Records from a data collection
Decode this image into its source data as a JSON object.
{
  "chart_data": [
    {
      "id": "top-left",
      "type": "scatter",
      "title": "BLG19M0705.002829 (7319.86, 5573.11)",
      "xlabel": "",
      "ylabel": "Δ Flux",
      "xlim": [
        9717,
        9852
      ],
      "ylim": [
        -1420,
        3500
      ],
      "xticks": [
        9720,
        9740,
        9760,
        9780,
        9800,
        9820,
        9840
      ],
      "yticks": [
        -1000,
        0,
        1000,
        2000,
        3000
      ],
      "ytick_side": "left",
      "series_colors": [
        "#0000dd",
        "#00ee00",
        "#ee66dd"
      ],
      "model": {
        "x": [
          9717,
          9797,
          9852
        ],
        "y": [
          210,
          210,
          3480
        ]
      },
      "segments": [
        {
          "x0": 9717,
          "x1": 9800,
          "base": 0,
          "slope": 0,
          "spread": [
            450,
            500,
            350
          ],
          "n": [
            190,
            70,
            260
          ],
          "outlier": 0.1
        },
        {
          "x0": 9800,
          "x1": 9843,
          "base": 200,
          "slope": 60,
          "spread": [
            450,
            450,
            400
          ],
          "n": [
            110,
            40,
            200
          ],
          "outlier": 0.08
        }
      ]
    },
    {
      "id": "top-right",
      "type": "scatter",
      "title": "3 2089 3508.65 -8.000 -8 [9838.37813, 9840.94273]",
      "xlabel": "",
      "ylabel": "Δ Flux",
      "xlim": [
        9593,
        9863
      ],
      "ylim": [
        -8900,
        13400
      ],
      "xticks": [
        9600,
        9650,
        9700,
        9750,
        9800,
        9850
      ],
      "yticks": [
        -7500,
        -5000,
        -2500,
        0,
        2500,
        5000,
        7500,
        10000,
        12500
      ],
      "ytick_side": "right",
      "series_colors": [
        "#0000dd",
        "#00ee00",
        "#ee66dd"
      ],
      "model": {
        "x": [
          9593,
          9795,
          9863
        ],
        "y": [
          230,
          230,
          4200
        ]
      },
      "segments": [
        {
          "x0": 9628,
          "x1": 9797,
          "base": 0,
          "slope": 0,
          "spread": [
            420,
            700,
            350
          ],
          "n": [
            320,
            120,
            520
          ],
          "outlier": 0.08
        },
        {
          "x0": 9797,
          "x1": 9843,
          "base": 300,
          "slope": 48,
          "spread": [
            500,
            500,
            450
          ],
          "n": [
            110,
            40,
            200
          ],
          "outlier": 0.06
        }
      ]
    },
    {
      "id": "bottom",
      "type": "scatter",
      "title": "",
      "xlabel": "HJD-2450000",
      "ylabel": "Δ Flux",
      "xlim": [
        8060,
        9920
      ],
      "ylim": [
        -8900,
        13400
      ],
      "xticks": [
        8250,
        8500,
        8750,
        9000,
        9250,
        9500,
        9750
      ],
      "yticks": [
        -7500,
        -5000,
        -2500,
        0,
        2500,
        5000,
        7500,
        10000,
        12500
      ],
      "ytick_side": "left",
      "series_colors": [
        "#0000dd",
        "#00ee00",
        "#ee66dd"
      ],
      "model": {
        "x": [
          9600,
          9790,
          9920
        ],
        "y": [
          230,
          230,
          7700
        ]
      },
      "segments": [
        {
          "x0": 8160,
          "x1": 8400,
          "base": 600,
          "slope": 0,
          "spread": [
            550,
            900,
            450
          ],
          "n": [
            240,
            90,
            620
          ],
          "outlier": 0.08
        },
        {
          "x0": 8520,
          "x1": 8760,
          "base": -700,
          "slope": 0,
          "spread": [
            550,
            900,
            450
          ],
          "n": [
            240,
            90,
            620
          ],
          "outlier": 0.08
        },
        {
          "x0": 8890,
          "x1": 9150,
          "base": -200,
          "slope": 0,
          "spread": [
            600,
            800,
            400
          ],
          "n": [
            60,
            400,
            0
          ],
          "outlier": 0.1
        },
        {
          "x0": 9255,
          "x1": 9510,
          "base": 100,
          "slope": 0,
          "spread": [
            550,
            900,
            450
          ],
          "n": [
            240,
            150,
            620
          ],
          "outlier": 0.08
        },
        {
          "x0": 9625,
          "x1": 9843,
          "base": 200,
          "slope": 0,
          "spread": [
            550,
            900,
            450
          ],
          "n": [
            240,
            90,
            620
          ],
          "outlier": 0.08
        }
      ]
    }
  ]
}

Work to complete
Write out every entry above, word for word.

Reply to the exercise
Decode this image into its source data as a JSON object.
{
  "chart_data": [
    {
      "id": "top-left",
      "type": "scatter",
      "title": "BLG19M0705.002829 (7319.86, 5573.11)",
      "xlabel": "",
      "ylabel": "Δ Flux",
      "xlim": [
        9717,
        9852
      ],
      "ylim": [
        -1420,
        3500
      ],
      "xticks": [
        9720,
        9740,
        9760,
        9780,
        9800,
        9820,
        9840
      ],
      "yticks": [
        -1000,
        0,
        1000,
        2000,
        3000
      ],
      "ytick_side": "left",
      "series_colors": [
        "#0000dd",
        "#00ee00",
        "#ee66dd"
      ],
      "model": {
        "x": [
          9717,
          9797,
          9852
        ],
        "y": [
          210,
          210,
          3480
        ]
      },
      "segments": [
        {
          "x0": 9717,
          "x1": 9800,
          "base": 0,
          "slope": 0,
          "spread": [
            450,
            500,
            350
          ],
          "n": [
            190,
            70,
            260
          ],
          "outlier": 0.1
        },
        {
          "x0": 9800,
          "x1": 9843,
          "base": 200,
          "slope": 60,
          "spread": [
            450,
            450,
            400
          ],
          "n": [
            110,
            40,
            200
          ],
          "outlier": 0.08
        }
      ]
    },
    {
      "id": "top-right",
      "type": "scatter",
      "title": "3 2089 3508.65 -8.000 -8 [9838.37813, 9840.94273]",
      "xlabel": "",
      "ylabel": "Δ Flux",
      "xlim": [
        9593,
        9863
      ],
      "ylim": [
        -8900,
        13400
      ],
      "xticks": [
        9600,
        9650,
        9700,
        9750,
        9800,
        9850
      ],
      "yticks": [
        -7500,
        -5000,
        -2500,
        0,
        2500,
        5000,
        7500,
        10000,
        12500
      ],
      "ytick_side": "right",
      "series_colors": [
        "#0000dd",
        "#00ee00",
        "#ee66dd"
      ],
      "model": {
        "x": [
          9593,
          9795,
          9863
        ],
        "y": [
          230,
          230,
          4200
        ]
      },
      "segments": [
        {
          "x0": 9628,
          "x1": 9797,
          "base": 0,
          "slope": 0,
          "spread": [
            420,
            700,
            350
          ],
          "n": [
            320,
            120,
            520
          ],
          "outlier": 0.08
        },
        {
          "x0": 9797,
          "x1": 9843,
          "base": 300,
          "slope": 48,
          "spread": [
            500,
            500,
            450
          ],
          "n": [
            110,
            40,
            200
          ],
          "outlier": 0.06
        }
      ]
    },
    {
      "id": "bottom",
      "type": "scatter",
      "title": "",
      "xlabel": "HJD-2450000",
      "ylabel": "Δ Flux",
      "xlim": [
        8060,
        9920
      ],
      "ylim": [
        -8900,
        13400
      ],
      "xticks": [
        8250,
        8500,
        8750,
        9000,
        9250,
        9500,
        9750
      ],
      "yticks": [
        -7500,
        -5000,
        -2500,
        0,
        2500,
        5000,
        7500,
        10000,
        12500
      ],
      "ytick_side": "left",
      "series_colors": [
        "#0000dd",
        "#00ee00",
        "#ee66dd"
      ],
      "model": {
        "x": [
          9600,
          9790,
          9920
        ],
        "y": [
          230,
          230,
          7700
        ]
      },
      "segments": [
        {
          "x0": 8160,
          "x1": 8400,
          "base": 600,
          "slope": 0,
          "spread": [
            550,
            900,
            450
          ],
          "n": [
            240,
            90,
            620
          ],
          "outlier": 0.08
        },
        {
          "x0": 8520,
          "x1": 8760,
          "base": -700,
          "slope": 0,
          "spread": [
            550,
            900,
            450
          ],
          "n": [
            240,
            90,
            620
          ],
          "outlier": 0.08
        },
        {
          "x0": 8890,
          "x1": 9150,
          "base": -200,
          "slope": 0,
          "spread": [
            600,
            800,
            400
          ],
          "n": [
            60,
            400,
            0
          ],
          "outlier": 0.1
        },
        {
          "x0": 9255,
          "x1": 9510,
          "base": 100,
          "slope": 0,
          "spread": [
            550,
            900,
            450
          ],
          "n": [
            240,
            150,
            620
          ],
          "outlier": 0.08
        },
        {
          "x0": 9625,
          "x1": 9843,
          "base": 200,
          "slope": 0,
          "spread": [
            550,
            900,
            450
          ],
          "n": [
            240,
            90,
            620
          ],
          "outlier": 0.08
        }
      ]
    }
  ]
}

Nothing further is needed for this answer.